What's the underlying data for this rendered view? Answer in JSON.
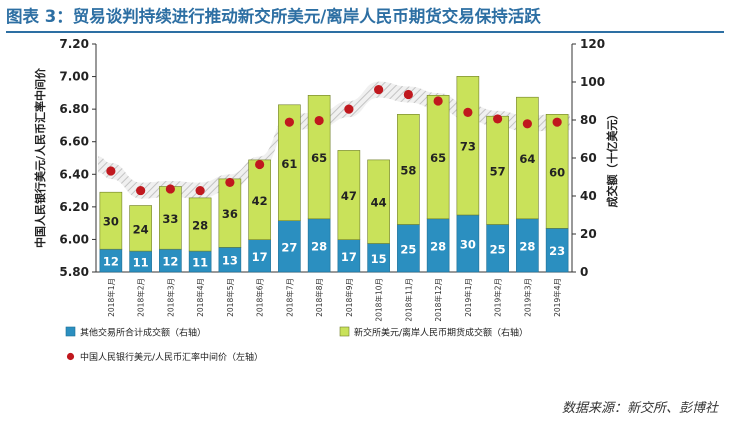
{
  "title": "图表 3：贸易谈判持续进行推动新交所美元/离岸人民币期货交易保持活跃",
  "source": "数据来源：新交所、彭博社",
  "colors": {
    "title": "#2d6fa3",
    "bar_other": "#2b8fc0",
    "bar_sgx": "#c9e25a",
    "dot": "#c0181e",
    "band": "#bdbdbd"
  },
  "chart_data": {
    "type": "bar",
    "categories": [
      "2018年1月",
      "2018年2月",
      "2018年3月",
      "2018年4月",
      "2018年5月",
      "2018年6月",
      "2018年7月",
      "2018年8月",
      "2018年9月",
      "2018年10月",
      "2018年11月",
      "2018年12月",
      "2019年1月",
      "2019年2月",
      "2019年3月",
      "2019年4月"
    ],
    "series": [
      {
        "name": "其他交易所合计成交额（右轴）",
        "type": "bar",
        "axis": "right",
        "values": [
          12,
          11,
          12,
          11,
          13,
          17,
          27,
          28,
          17,
          15,
          25,
          28,
          30,
          25,
          28,
          23
        ]
      },
      {
        "name": "新交所美元/离岸人民币期货成交额（右轴）",
        "type": "bar",
        "axis": "right",
        "values": [
          30,
          24,
          33,
          28,
          36,
          42,
          61,
          65,
          47,
          44,
          58,
          65,
          73,
          57,
          64,
          60
        ]
      },
      {
        "name": "中国人民银行美元/人民币汇率中间价（左轴）",
        "type": "scatter",
        "axis": "left",
        "values": [
          6.42,
          6.3,
          6.31,
          6.3,
          6.35,
          6.46,
          6.72,
          6.73,
          6.8,
          6.92,
          6.89,
          6.85,
          6.78,
          6.74,
          6.71,
          6.72
        ]
      }
    ],
    "ylabel_left": "中国人民银行美元/人民币汇率中间价",
    "ylabel_right": "成交额（十亿美元）",
    "yticks_left": [
      "5.80",
      "6.00",
      "6.20",
      "6.40",
      "6.60",
      "6.80",
      "7.00",
      "7.20"
    ],
    "yticks_right": [
      "0",
      "20",
      "40",
      "60",
      "80",
      "100",
      "120"
    ],
    "ylim_left": [
      5.8,
      7.2
    ],
    "ylim_right": [
      0,
      120
    ],
    "legend": {
      "other": "其他交易所合计成交额（右轴）",
      "sgx": "新交所美元/离岸人民币期货成交额（右轴）",
      "dot": "中国人民银行美元/人民币汇率中间价（左轴）"
    },
    "legend_position": "bottom",
    "grid": false,
    "stacked": true
  }
}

## PROBLEM DETAILS
Quote all of the entries word for word, omitting any pictures.

## WRITTEN REPLY
What's the underlying data for this rendered view? Answer in JSON.
{
  "title": "图表 3：贸易谈判持续进行推动新交所美元/离岸人民币期货交易保持活跃",
  "source": "数据来源：新交所、彭博社",
  "colors": {
    "title": "#2d6fa3",
    "bar_other": "#2b8fc0",
    "bar_sgx": "#c9e25a",
    "dot": "#c0181e",
    "band": "#bdbdbd"
  },
  "chart_data": {
    "type": "bar",
    "categories": [
      "2018年1月",
      "2018年2月",
      "2018年3月",
      "2018年4月",
      "2018年5月",
      "2018年6月",
      "2018年7月",
      "2018年8月",
      "2018年9月",
      "2018年10月",
      "2018年11月",
      "2018年12月",
      "2019年1月",
      "2019年2月",
      "2019年3月",
      "2019年4月"
    ],
    "series": [
      {
        "name": "其他交易所合计成交额（右轴）",
        "type": "bar",
        "axis": "right",
        "values": [
          12,
          11,
          12,
          11,
          13,
          17,
          27,
          28,
          17,
          15,
          25,
          28,
          30,
          25,
          28,
          23
        ]
      },
      {
        "name": "新交所美元/离岸人民币期货成交额（右轴）",
        "type": "bar",
        "axis": "right",
        "values": [
          30,
          24,
          33,
          28,
          36,
          42,
          61,
          65,
          47,
          44,
          58,
          65,
          73,
          57,
          64,
          60
        ]
      },
      {
        "name": "中国人民银行美元/人民币汇率中间价（左轴）",
        "type": "scatter",
        "axis": "left",
        "values": [
          6.42,
          6.3,
          6.31,
          6.3,
          6.35,
          6.46,
          6.72,
          6.73,
          6.8,
          6.92,
          6.89,
          6.85,
          6.78,
          6.74,
          6.71,
          6.72
        ]
      }
    ],
    "ylabel_left": "中国人民银行美元/人民币汇率中间价",
    "ylabel_right": "成交额（十亿美元）",
    "yticks_left": [
      "5.80",
      "6.00",
      "6.20",
      "6.40",
      "6.60",
      "6.80",
      "7.00",
      "7.20"
    ],
    "yticks_right": [
      "0",
      "20",
      "40",
      "60",
      "80",
      "100",
      "120"
    ],
    "ylim_left": [
      5.8,
      7.2
    ],
    "ylim_right": [
      0,
      120
    ],
    "legend": {
      "other": "其他交易所合计成交额（右轴）",
      "sgx": "新交所美元/离岸人民币期货成交额（右轴）",
      "dot": "中国人民银行美元/人民币汇率中间价（左轴）"
    },
    "legend_position": "bottom",
    "grid": false,
    "stacked": true
  }
}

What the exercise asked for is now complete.